## Work to do
Which lines hold the word "Typical"? Copy each of them.

┌─ Records for this task

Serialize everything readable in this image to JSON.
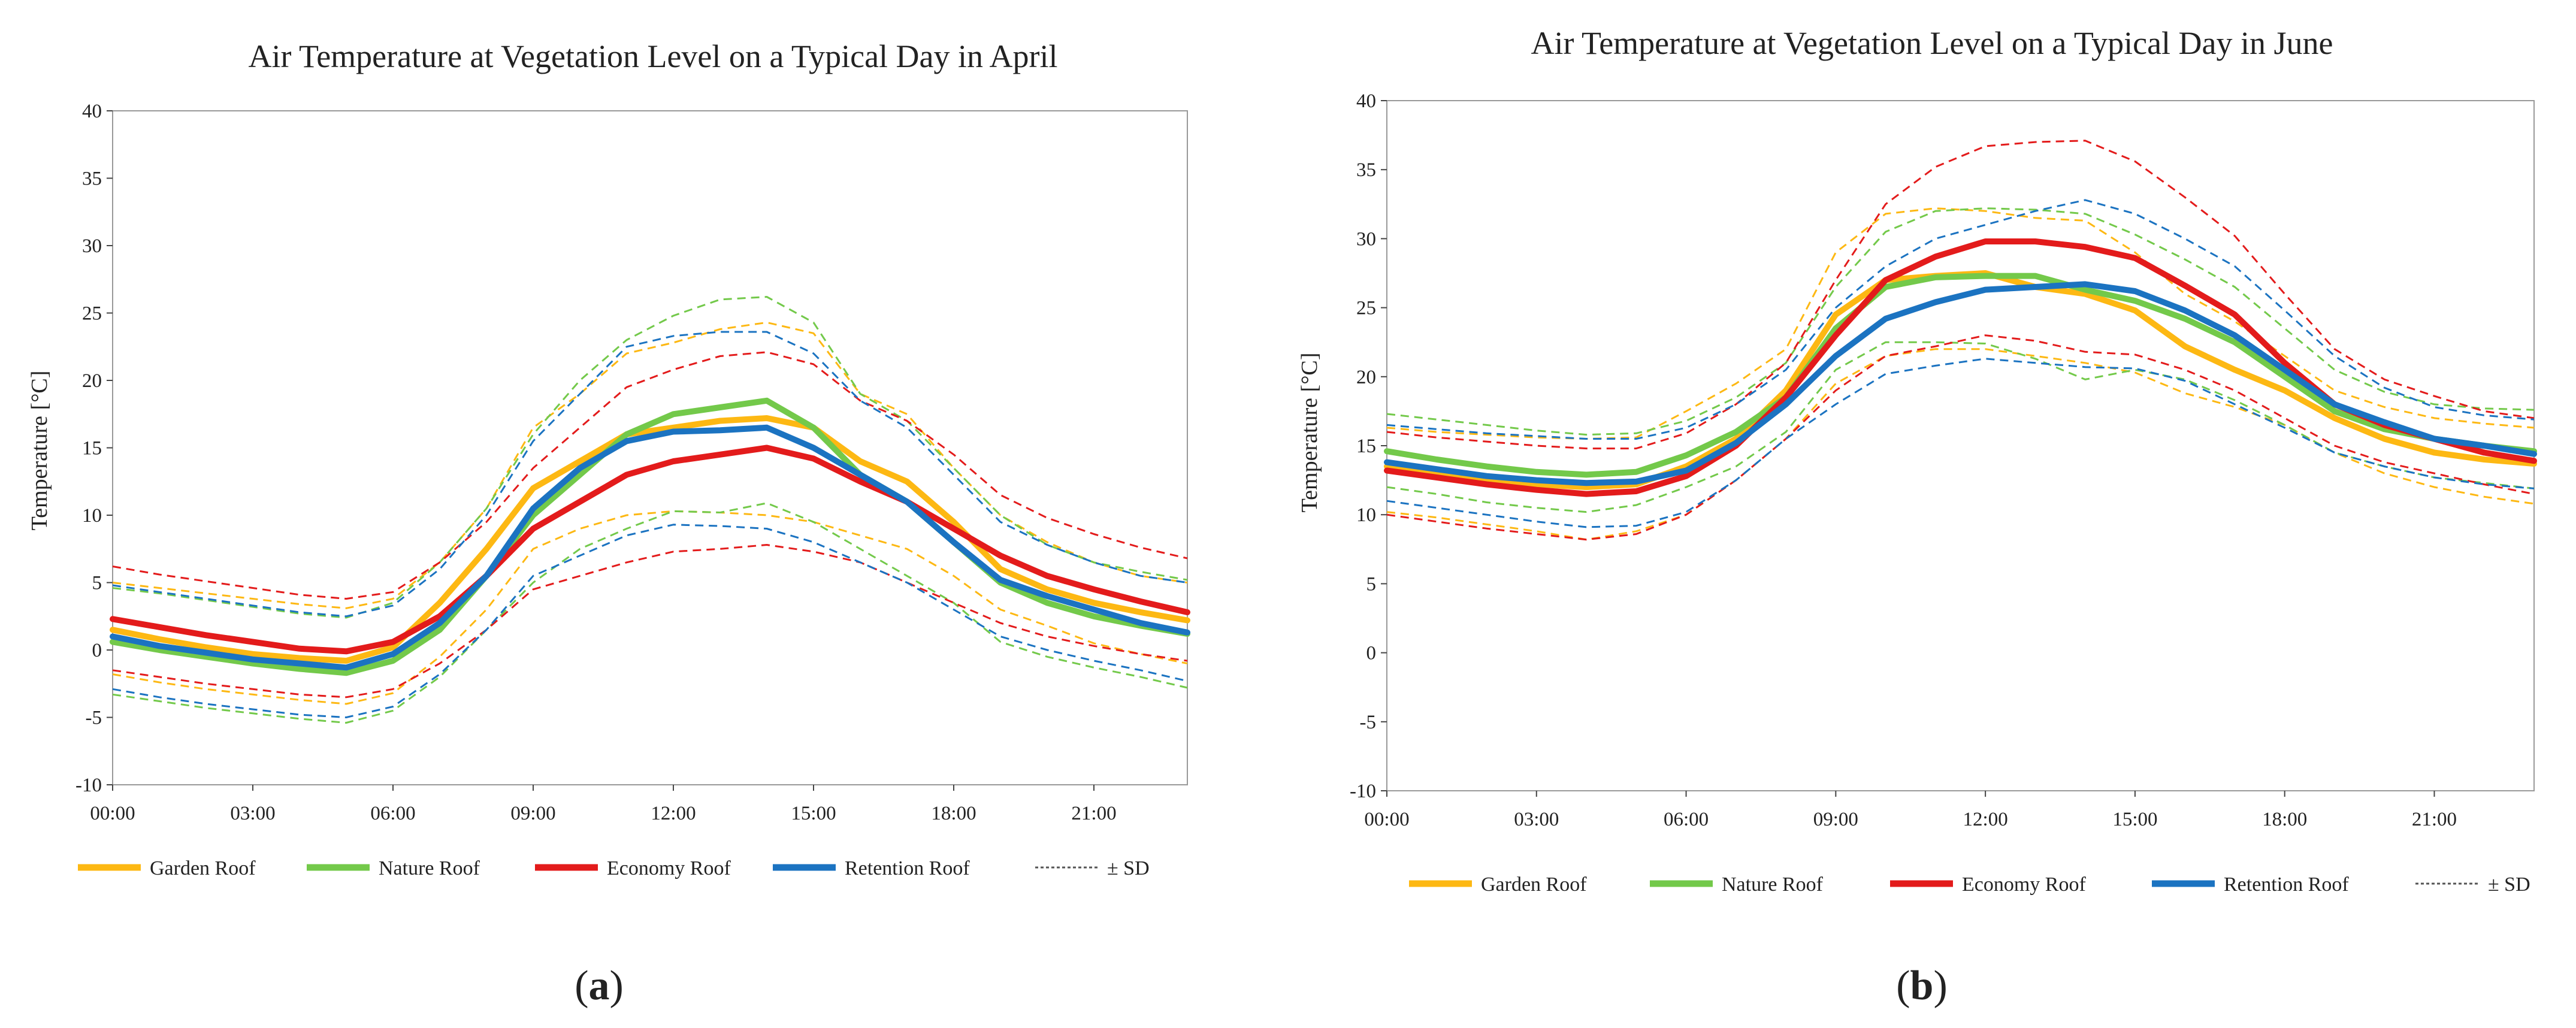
{
  "colors": {
    "garden": "#FDB813",
    "nature": "#73C94A",
    "economy": "#E31B1B",
    "retention": "#1B73C1",
    "sd": "#555555",
    "axis": "#444444",
    "grid": "#999999"
  },
  "legend": {
    "garden": "Garden Roof",
    "nature": "Nature Roof",
    "economy": "Economy Roof",
    "retention": "Retention Roof",
    "sd": "± SD"
  },
  "chart_data": [
    {
      "type": "line",
      "caption_letter": "a",
      "title": "Air Temperature at Vegetation Level on a Typical Day in April",
      "xlabel": "",
      "ylabel": "Temperature [°C]",
      "ylim": [
        -10,
        40
      ],
      "yticks": [
        -10,
        -5,
        0,
        5,
        10,
        15,
        20,
        25,
        30,
        35,
        40
      ],
      "xticks": [
        0,
        3,
        6,
        9,
        12,
        15,
        18,
        21
      ],
      "xtick_labels": [
        "00:00",
        "03:00",
        "06:00",
        "09:00",
        "12:00",
        "15:00",
        "18:00",
        "21:00"
      ],
      "xlim": [
        0,
        23
      ],
      "x": [
        0,
        1,
        2,
        3,
        4,
        5,
        6,
        7,
        8,
        9,
        10,
        11,
        12,
        13,
        14,
        15,
        16,
        17,
        18,
        19,
        20,
        21,
        22,
        23
      ],
      "series": [
        {
          "name": "Garden Roof",
          "color_key": "garden",
          "values": [
            1.5,
            0.8,
            0.2,
            -0.3,
            -0.6,
            -0.8,
            0.2,
            3.5,
            7.5,
            12.0,
            14.0,
            16.0,
            16.5,
            17.0,
            17.2,
            16.5,
            14.0,
            12.5,
            9.5,
            6.0,
            4.5,
            3.5,
            2.8,
            2.2
          ]
        },
        {
          "name": "Nature Roof",
          "color_key": "nature",
          "values": [
            0.6,
            0.0,
            -0.5,
            -1.0,
            -1.4,
            -1.7,
            -0.8,
            1.5,
            5.5,
            10.0,
            13.0,
            16.0,
            17.5,
            18.0,
            18.5,
            16.5,
            13.0,
            11.0,
            8.0,
            5.0,
            3.5,
            2.5,
            1.8,
            1.2
          ]
        },
        {
          "name": "Economy Roof",
          "color_key": "economy",
          "values": [
            2.3,
            1.7,
            1.1,
            0.6,
            0.1,
            -0.1,
            0.6,
            2.5,
            5.5,
            9.0,
            11.0,
            13.0,
            14.0,
            14.5,
            15.0,
            14.2,
            12.5,
            11.0,
            9.0,
            7.0,
            5.5,
            4.5,
            3.6,
            2.8
          ]
        },
        {
          "name": "Retention Roof",
          "color_key": "retention",
          "values": [
            1.0,
            0.3,
            -0.2,
            -0.7,
            -1.0,
            -1.3,
            -0.3,
            2.0,
            5.5,
            10.5,
            13.5,
            15.5,
            16.2,
            16.3,
            16.5,
            15.0,
            13.0,
            11.0,
            8.0,
            5.2,
            4.0,
            3.0,
            2.0,
            1.3
          ]
        }
      ],
      "sd_series": [
        {
          "name": "Garden Roof + SD",
          "color_key": "garden",
          "values": [
            5.0,
            4.6,
            4.2,
            3.8,
            3.4,
            3.1,
            3.8,
            6.5,
            10.5,
            16.5,
            19.0,
            22.0,
            22.8,
            23.8,
            24.3,
            23.5,
            19.0,
            17.5,
            13.5,
            10.0,
            8.0,
            6.5,
            5.5,
            5.0
          ]
        },
        {
          "name": "Garden Roof - SD",
          "color_key": "garden",
          "values": [
            -1.8,
            -2.4,
            -2.9,
            -3.3,
            -3.7,
            -4.0,
            -3.2,
            -0.5,
            3.0,
            7.5,
            9.0,
            10.0,
            10.3,
            10.2,
            10.0,
            9.5,
            8.5,
            7.5,
            5.5,
            3.0,
            1.8,
            0.5,
            -0.3,
            -1.0
          ]
        },
        {
          "name": "Nature Roof + SD",
          "color_key": "nature",
          "values": [
            4.6,
            4.2,
            3.7,
            3.2,
            2.7,
            2.4,
            3.5,
            6.5,
            10.5,
            16.0,
            20.0,
            23.0,
            24.8,
            26.0,
            26.2,
            24.3,
            19.0,
            17.0,
            13.5,
            10.0,
            7.8,
            6.5,
            5.8,
            5.2
          ]
        },
        {
          "name": "Nature Roof - SD",
          "color_key": "nature",
          "values": [
            -3.3,
            -3.8,
            -4.3,
            -4.7,
            -5.1,
            -5.4,
            -4.5,
            -2.0,
            1.5,
            5.0,
            7.5,
            9.0,
            10.3,
            10.2,
            10.9,
            9.5,
            7.5,
            5.5,
            3.5,
            0.6,
            -0.5,
            -1.3,
            -2.0,
            -2.8
          ]
        },
        {
          "name": "Economy Roof + SD",
          "color_key": "economy",
          "values": [
            6.2,
            5.6,
            5.1,
            4.6,
            4.1,
            3.8,
            4.3,
            6.5,
            9.5,
            13.5,
            16.5,
            19.5,
            20.8,
            21.8,
            22.1,
            21.2,
            18.5,
            17.0,
            14.5,
            11.5,
            9.8,
            8.6,
            7.6,
            6.8
          ]
        },
        {
          "name": "Economy Roof - SD",
          "color_key": "economy",
          "values": [
            -1.5,
            -2.0,
            -2.5,
            -2.9,
            -3.3,
            -3.5,
            -2.9,
            -1.0,
            1.5,
            4.5,
            5.5,
            6.5,
            7.3,
            7.5,
            7.8,
            7.3,
            6.5,
            5.0,
            3.5,
            2.0,
            1.0,
            0.3,
            -0.3,
            -0.8
          ]
        },
        {
          "name": "Retention Roof + SD",
          "color_key": "retention",
          "values": [
            4.8,
            4.3,
            3.8,
            3.3,
            2.8,
            2.5,
            3.3,
            6.0,
            10.0,
            15.5,
            19.0,
            22.5,
            23.3,
            23.6,
            23.6,
            22.0,
            18.5,
            16.5,
            13.0,
            9.5,
            7.8,
            6.5,
            5.5,
            5.0
          ]
        },
        {
          "name": "Retention Roof - SD",
          "color_key": "retention",
          "values": [
            -2.9,
            -3.5,
            -4.0,
            -4.4,
            -4.8,
            -5.0,
            -4.2,
            -1.8,
            1.5,
            5.5,
            7.0,
            8.5,
            9.3,
            9.2,
            9.0,
            8.0,
            6.5,
            5.0,
            3.0,
            1.0,
            0.0,
            -0.8,
            -1.5,
            -2.3
          ]
        }
      ]
    },
    {
      "type": "line",
      "caption_letter": "b",
      "title": "Air Temperature at Vegetation Level on a Typical Day in June",
      "xlabel": "",
      "ylabel": "Temperature [°C]",
      "ylim": [
        -10,
        40
      ],
      "yticks": [
        -10,
        -5,
        0,
        5,
        10,
        15,
        20,
        25,
        30,
        35,
        40
      ],
      "xticks": [
        0,
        3,
        6,
        9,
        12,
        15,
        18,
        21
      ],
      "xtick_labels": [
        "00:00",
        "03:00",
        "06:00",
        "09:00",
        "12:00",
        "15:00",
        "18:00",
        "21:00"
      ],
      "xlim": [
        0,
        23
      ],
      "x": [
        0,
        1,
        2,
        3,
        4,
        5,
        6,
        7,
        8,
        9,
        10,
        11,
        12,
        13,
        14,
        15,
        16,
        17,
        18,
        19,
        20,
        21,
        22,
        23
      ],
      "series": [
        {
          "name": "Garden Roof",
          "color_key": "garden",
          "values": [
            13.5,
            13.0,
            12.5,
            12.2,
            12.0,
            12.2,
            13.5,
            15.5,
            19.0,
            24.5,
            27.0,
            27.3,
            27.5,
            26.5,
            26.0,
            24.8,
            22.2,
            20.5,
            19.0,
            17.0,
            15.5,
            14.5,
            14.0,
            13.7
          ]
        },
        {
          "name": "Nature Roof",
          "color_key": "nature",
          "values": [
            14.6,
            14.0,
            13.5,
            13.1,
            12.9,
            13.1,
            14.3,
            16.0,
            18.5,
            23.5,
            26.5,
            27.2,
            27.3,
            27.3,
            26.3,
            25.5,
            24.2,
            22.5,
            20.0,
            17.5,
            16.2,
            15.5,
            15.0,
            14.6
          ]
        },
        {
          "name": "Economy Roof",
          "color_key": "economy",
          "values": [
            13.2,
            12.7,
            12.2,
            11.8,
            11.5,
            11.7,
            12.8,
            15.0,
            18.5,
            23.0,
            27.0,
            28.7,
            29.8,
            29.8,
            29.4,
            28.6,
            26.6,
            24.5,
            21.0,
            18.0,
            16.5,
            15.5,
            14.5,
            13.9
          ]
        },
        {
          "name": "Retention Roof",
          "color_key": "retention",
          "values": [
            13.8,
            13.3,
            12.8,
            12.5,
            12.3,
            12.4,
            13.2,
            15.2,
            18.0,
            21.5,
            24.2,
            25.4,
            26.3,
            26.5,
            26.7,
            26.2,
            24.8,
            23.0,
            20.5,
            18.0,
            16.7,
            15.5,
            15.0,
            14.4
          ]
        }
      ],
      "sd_series": [
        {
          "name": "Garden Roof + SD",
          "color_key": "garden",
          "values": [
            16.3,
            16.0,
            15.8,
            15.6,
            15.5,
            15.6,
            17.5,
            19.5,
            22.0,
            29.0,
            31.8,
            32.2,
            32.0,
            31.5,
            31.3,
            29.0,
            26.0,
            24.0,
            21.5,
            19.0,
            17.8,
            17.0,
            16.6,
            16.3
          ]
        },
        {
          "name": "Garden Roof - SD",
          "color_key": "garden",
          "values": [
            10.2,
            9.8,
            9.3,
            8.8,
            8.2,
            8.8,
            10.0,
            12.5,
            15.5,
            19.5,
            21.5,
            22.0,
            22.0,
            21.5,
            21.0,
            20.3,
            18.8,
            17.8,
            16.5,
            14.5,
            13.0,
            12.0,
            11.3,
            10.8
          ]
        },
        {
          "name": "Nature Roof + SD",
          "color_key": "nature",
          "values": [
            17.3,
            16.9,
            16.5,
            16.1,
            15.8,
            15.9,
            16.8,
            18.5,
            21.0,
            26.5,
            30.5,
            32.0,
            32.2,
            32.1,
            31.8,
            30.3,
            28.5,
            26.5,
            23.5,
            20.5,
            18.9,
            18.0,
            17.7,
            17.6
          ]
        },
        {
          "name": "Nature Roof - SD",
          "color_key": "nature",
          "values": [
            12.0,
            11.5,
            10.9,
            10.5,
            10.2,
            10.7,
            12.0,
            13.5,
            16.0,
            20.5,
            22.5,
            22.5,
            22.4,
            21.3,
            19.8,
            20.5,
            19.8,
            18.3,
            16.5,
            14.5,
            13.5,
            12.7,
            12.3,
            11.9
          ]
        },
        {
          "name": "Economy Roof + SD",
          "color_key": "economy",
          "values": [
            16.0,
            15.6,
            15.3,
            15.0,
            14.8,
            14.8,
            15.9,
            18.0,
            21.0,
            27.0,
            32.5,
            35.2,
            36.7,
            37.0,
            37.1,
            35.6,
            33.0,
            30.2,
            26.0,
            22.0,
            19.8,
            18.6,
            17.5,
            17.0
          ]
        },
        {
          "name": "Economy Roof - SD",
          "color_key": "economy",
          "values": [
            10.0,
            9.5,
            9.0,
            8.6,
            8.2,
            8.6,
            10.0,
            12.5,
            15.5,
            19.0,
            21.5,
            22.2,
            23.0,
            22.6,
            21.8,
            21.6,
            20.5,
            19.0,
            17.0,
            15.0,
            13.8,
            13.0,
            12.2,
            11.5
          ]
        },
        {
          "name": "Retention Roof + SD",
          "color_key": "retention",
          "values": [
            16.5,
            16.2,
            15.9,
            15.7,
            15.5,
            15.5,
            16.3,
            18.0,
            20.5,
            25.0,
            28.0,
            30.0,
            31.0,
            32.0,
            32.8,
            31.8,
            30.0,
            28.0,
            24.8,
            21.5,
            19.2,
            17.8,
            17.2,
            16.9
          ]
        },
        {
          "name": "Retention Roof - SD",
          "color_key": "retention",
          "values": [
            11.0,
            10.5,
            10.0,
            9.5,
            9.1,
            9.2,
            10.2,
            12.5,
            15.5,
            18.0,
            20.2,
            20.8,
            21.3,
            21.0,
            20.7,
            20.6,
            19.7,
            18.0,
            16.3,
            14.5,
            13.5,
            12.7,
            12.2,
            11.9
          ]
        }
      ]
    }
  ]
}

└─

## The result
      "title": "Air Temperature at Vegetation Level on a Typical Day in April",
      "title": "Air Temperature at Vegetation Level on a Typical Day in June",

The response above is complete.